> GIVEN INSTRUCTION
Below are some entries. Copy each line that holds the string "smoothed".

> MATERIAL TO PROCESS
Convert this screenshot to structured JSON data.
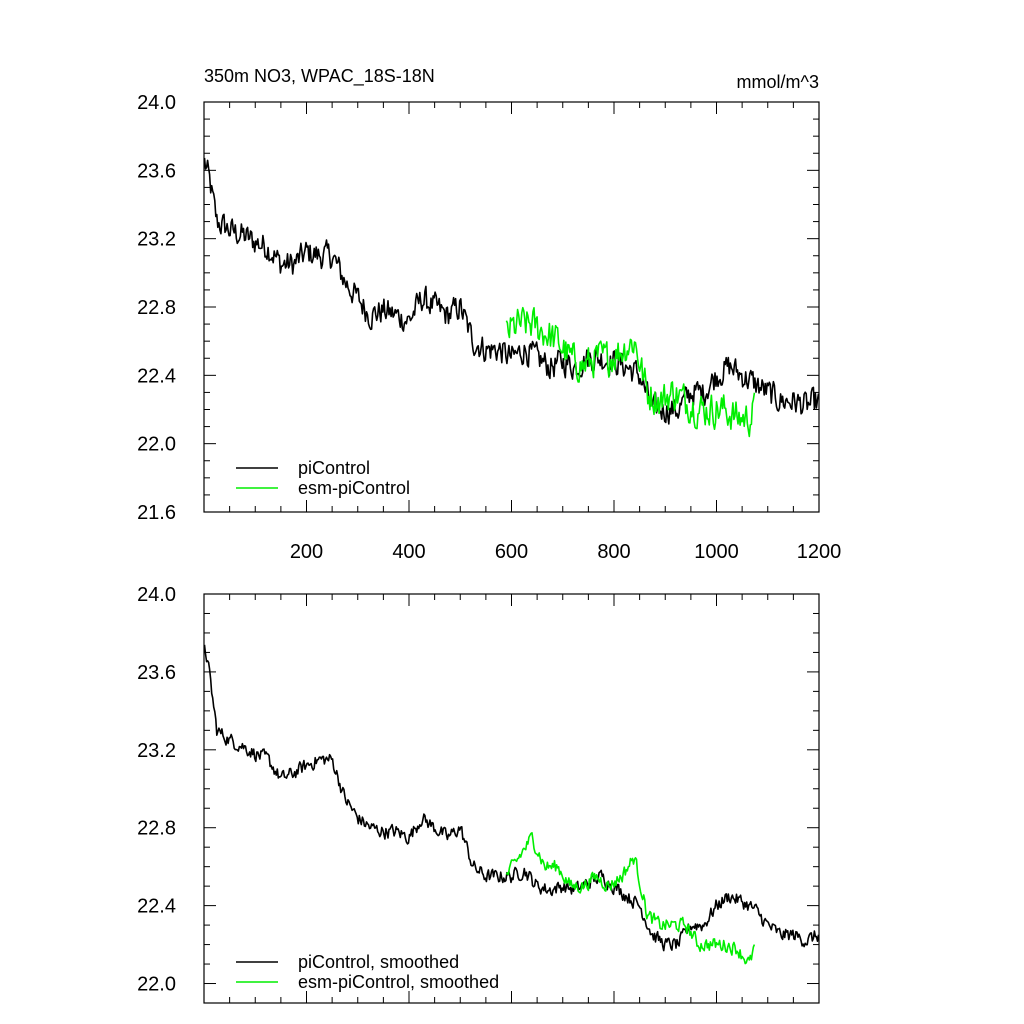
{
  "figure": {
    "title_left": "350m NO3, WPAC_18S-18N",
    "title_right": "mmol/m^3"
  },
  "chart_data": [
    {
      "type": "line",
      "xlim": [
        0,
        1200
      ],
      "ylim": [
        21.6,
        24.0
      ],
      "xticks": [
        200,
        400,
        600,
        800,
        1000,
        1200
      ],
      "xtick_labels": [
        "200",
        "400",
        "600",
        "800",
        "1000",
        "1200"
      ],
      "yticks": [
        21.6,
        22.0,
        22.4,
        22.8,
        23.2,
        23.6,
        24.0
      ],
      "ytick_labels": [
        "21.6",
        "22.0",
        "22.4",
        "22.8",
        "23.2",
        "23.6",
        "24.0"
      ],
      "legend_position": "bottom-left",
      "series": [
        {
          "name": "piControl",
          "color": "#000000",
          "x": [
            1,
            10,
            25,
            50,
            75,
            100,
            125,
            150,
            175,
            200,
            225,
            250,
            275,
            300,
            325,
            350,
            375,
            400,
            425,
            450,
            475,
            500,
            525,
            550,
            575,
            600,
            625,
            650,
            675,
            700,
            725,
            750,
            775,
            800,
            825,
            850,
            875,
            900,
            925,
            950,
            975,
            1000,
            1025,
            1050,
            1075,
            1100,
            1125,
            1150,
            1175,
            1200
          ],
          "y": [
            23.65,
            23.55,
            23.3,
            23.25,
            23.22,
            23.18,
            23.15,
            23.05,
            23.05,
            23.12,
            23.1,
            23.1,
            22.95,
            22.85,
            22.75,
            22.78,
            22.75,
            22.72,
            22.85,
            22.8,
            22.75,
            22.8,
            22.6,
            22.55,
            22.55,
            22.5,
            22.55,
            22.5,
            22.45,
            22.48,
            22.45,
            22.5,
            22.5,
            22.48,
            22.45,
            22.4,
            22.2,
            22.2,
            22.2,
            22.3,
            22.3,
            22.4,
            22.45,
            22.4,
            22.35,
            22.3,
            22.25,
            22.25,
            22.22,
            22.25
          ],
          "noise": 0.11
        },
        {
          "name": "esm-piControl",
          "color": "#00ee00",
          "x": [
            590,
            615,
            640,
            665,
            690,
            715,
            740,
            765,
            790,
            815,
            840,
            865,
            890,
            915,
            940,
            965,
            990,
            1015,
            1040,
            1065,
            1075
          ],
          "y": [
            22.65,
            22.7,
            22.7,
            22.65,
            22.6,
            22.5,
            22.45,
            22.5,
            22.5,
            22.55,
            22.6,
            22.3,
            22.25,
            22.3,
            22.25,
            22.2,
            22.2,
            22.2,
            22.15,
            22.15,
            22.2
          ],
          "noise": 0.14
        }
      ]
    },
    {
      "type": "line",
      "xlim": [
        0,
        1200
      ],
      "ylim": [
        21.9,
        24.0
      ],
      "yticks": [
        22.0,
        22.4,
        22.8,
        23.2,
        23.6,
        24.0
      ],
      "ytick_labels": [
        "22.0",
        "22.4",
        "22.8",
        "23.2",
        "23.6",
        "24.0"
      ],
      "legend_position": "bottom-left",
      "series": [
        {
          "name": "piControl, smoothed",
          "color": "#000000",
          "x": [
            1,
            10,
            25,
            50,
            75,
            100,
            125,
            150,
            175,
            200,
            225,
            250,
            275,
            300,
            325,
            350,
            375,
            400,
            425,
            450,
            475,
            500,
            525,
            550,
            575,
            600,
            625,
            650,
            675,
            700,
            725,
            750,
            775,
            800,
            825,
            850,
            875,
            900,
            925,
            950,
            975,
            1000,
            1025,
            1050,
            1075,
            1100,
            1125,
            1150,
            1175,
            1200
          ],
          "y": [
            23.75,
            23.6,
            23.3,
            23.25,
            23.22,
            23.18,
            23.15,
            23.05,
            23.08,
            23.12,
            23.15,
            23.15,
            22.95,
            22.85,
            22.8,
            22.78,
            22.78,
            22.75,
            22.85,
            22.8,
            22.75,
            22.8,
            22.6,
            22.55,
            22.55,
            22.55,
            22.58,
            22.5,
            22.48,
            22.5,
            22.48,
            22.52,
            22.55,
            22.5,
            22.45,
            22.4,
            22.25,
            22.2,
            22.2,
            22.3,
            22.3,
            22.4,
            22.45,
            22.42,
            22.38,
            22.3,
            22.25,
            22.25,
            22.22,
            22.25
          ],
          "noise": 0.05
        },
        {
          "name": "esm-piControl, smoothed",
          "color": "#00ee00",
          "x": [
            590,
            615,
            640,
            665,
            690,
            715,
            740,
            765,
            790,
            815,
            840,
            865,
            890,
            915,
            940,
            965,
            990,
            1015,
            1040,
            1065,
            1075
          ],
          "y": [
            22.55,
            22.65,
            22.75,
            22.6,
            22.6,
            22.5,
            22.5,
            22.55,
            22.5,
            22.55,
            22.65,
            22.35,
            22.3,
            22.3,
            22.3,
            22.2,
            22.2,
            22.2,
            22.18,
            22.1,
            22.2
          ],
          "noise": 0.05
        }
      ]
    }
  ]
}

> EXPECTED ANSWER
          "name": "piControl, smoothed",
          "name": "esm-piControl, smoothed",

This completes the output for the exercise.